Would you repeat the listing exactly but omit every picture?

Records shown ▸

⟨

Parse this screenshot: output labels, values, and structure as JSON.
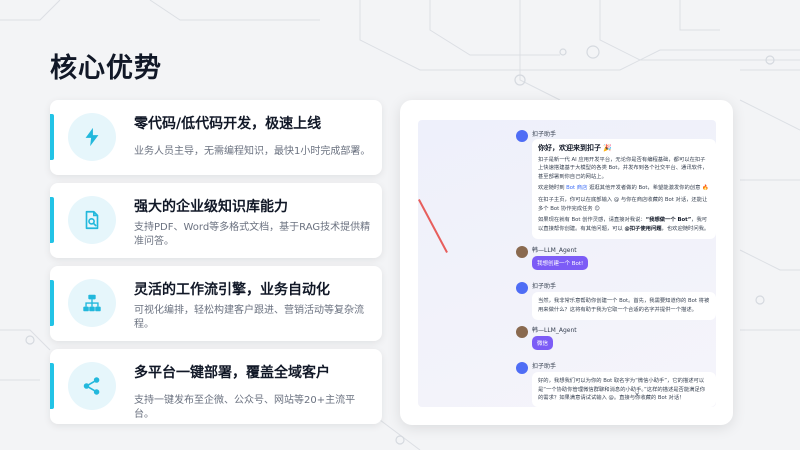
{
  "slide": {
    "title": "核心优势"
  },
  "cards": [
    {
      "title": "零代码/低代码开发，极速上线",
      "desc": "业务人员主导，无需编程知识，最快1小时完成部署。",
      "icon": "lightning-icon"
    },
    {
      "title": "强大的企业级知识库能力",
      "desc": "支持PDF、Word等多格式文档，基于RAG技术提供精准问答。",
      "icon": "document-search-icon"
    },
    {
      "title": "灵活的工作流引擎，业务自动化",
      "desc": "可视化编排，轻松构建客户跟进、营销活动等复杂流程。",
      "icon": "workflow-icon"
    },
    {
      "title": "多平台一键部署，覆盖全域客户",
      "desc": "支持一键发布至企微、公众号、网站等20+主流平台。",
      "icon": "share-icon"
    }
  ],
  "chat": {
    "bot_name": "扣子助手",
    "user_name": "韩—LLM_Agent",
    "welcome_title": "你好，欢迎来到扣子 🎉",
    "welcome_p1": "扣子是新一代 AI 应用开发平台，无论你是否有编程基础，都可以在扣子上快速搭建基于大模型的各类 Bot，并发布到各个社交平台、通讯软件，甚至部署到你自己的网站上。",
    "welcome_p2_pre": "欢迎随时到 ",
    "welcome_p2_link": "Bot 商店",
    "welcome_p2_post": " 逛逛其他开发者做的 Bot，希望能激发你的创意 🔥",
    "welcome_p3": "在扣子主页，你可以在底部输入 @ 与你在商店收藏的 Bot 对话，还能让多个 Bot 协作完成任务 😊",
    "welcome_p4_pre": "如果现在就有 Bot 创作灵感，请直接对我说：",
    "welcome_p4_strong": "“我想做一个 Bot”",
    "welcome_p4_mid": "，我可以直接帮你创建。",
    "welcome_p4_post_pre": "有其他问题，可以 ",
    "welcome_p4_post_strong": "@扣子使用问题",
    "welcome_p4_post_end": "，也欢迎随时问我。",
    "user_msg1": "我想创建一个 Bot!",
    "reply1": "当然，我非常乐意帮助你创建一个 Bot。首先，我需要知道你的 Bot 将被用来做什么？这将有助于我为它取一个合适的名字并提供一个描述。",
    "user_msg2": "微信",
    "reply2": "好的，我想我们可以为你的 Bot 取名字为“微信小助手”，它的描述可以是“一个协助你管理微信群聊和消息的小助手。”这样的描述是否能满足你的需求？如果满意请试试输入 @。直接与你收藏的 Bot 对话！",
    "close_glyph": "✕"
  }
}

⟩

Completed exercise ▸
Parse this screenshot: output labels, values, and structure as JSON.
{
  "slide": {
    "title": "核心优势"
  },
  "cards": [
    {
      "title": "零代码/低代码开发，极速上线",
      "desc": "业务人员主导，无需编程知识，最快1小时完成部署。",
      "icon": "lightning-icon"
    },
    {
      "title": "强大的企业级知识库能力",
      "desc": "支持PDF、Word等多格式文档，基于RAG技术提供精准问答。",
      "icon": "document-search-icon"
    },
    {
      "title": "灵活的工作流引擎，业务自动化",
      "desc": "可视化编排，轻松构建客户跟进、营销活动等复杂流程。",
      "icon": "workflow-icon"
    },
    {
      "title": "多平台一键部署，覆盖全域客户",
      "desc": "支持一键发布至企微、公众号、网站等20+主流平台。",
      "icon": "share-icon"
    }
  ],
  "chat": {
    "bot_name": "扣子助手",
    "user_name": "韩—LLM_Agent",
    "welcome_title": "你好，欢迎来到扣子 🎉",
    "welcome_p1": "扣子是新一代 AI 应用开发平台，无论你是否有编程基础，都可以在扣子上快速搭建基于大模型的各类 Bot，并发布到各个社交平台、通讯软件，甚至部署到你自己的网站上。",
    "welcome_p2_pre": "欢迎随时到 ",
    "welcome_p2_link": "Bot 商店",
    "welcome_p2_post": " 逛逛其他开发者做的 Bot，希望能激发你的创意 🔥",
    "welcome_p3": "在扣子主页，你可以在底部输入 @ 与你在商店收藏的 Bot 对话，还能让多个 Bot 协作完成任务 😊",
    "welcome_p4_pre": "如果现在就有 Bot 创作灵感，请直接对我说：",
    "welcome_p4_strong": "“我想做一个 Bot”",
    "welcome_p4_mid": "，我可以直接帮你创建。",
    "welcome_p4_post_pre": "有其他问题，可以 ",
    "welcome_p4_post_strong": "@扣子使用问题",
    "welcome_p4_post_end": "，也欢迎随时问我。",
    "user_msg1": "我想创建一个 Bot!",
    "reply1": "当然，我非常乐意帮助你创建一个 Bot。首先，我需要知道你的 Bot 将被用来做什么？这将有助于我为它取一个合适的名字并提供一个描述。",
    "user_msg2": "微信",
    "reply2": "好的，我想我们可以为你的 Bot 取名字为“微信小助手”，它的描述可以是“一个协助你管理微信群聊和消息的小助手。”这样的描述是否能满足你的需求？如果满意请试试输入 @。直接与你收藏的 Bot 对话！",
    "close_glyph": "✕"
  }
}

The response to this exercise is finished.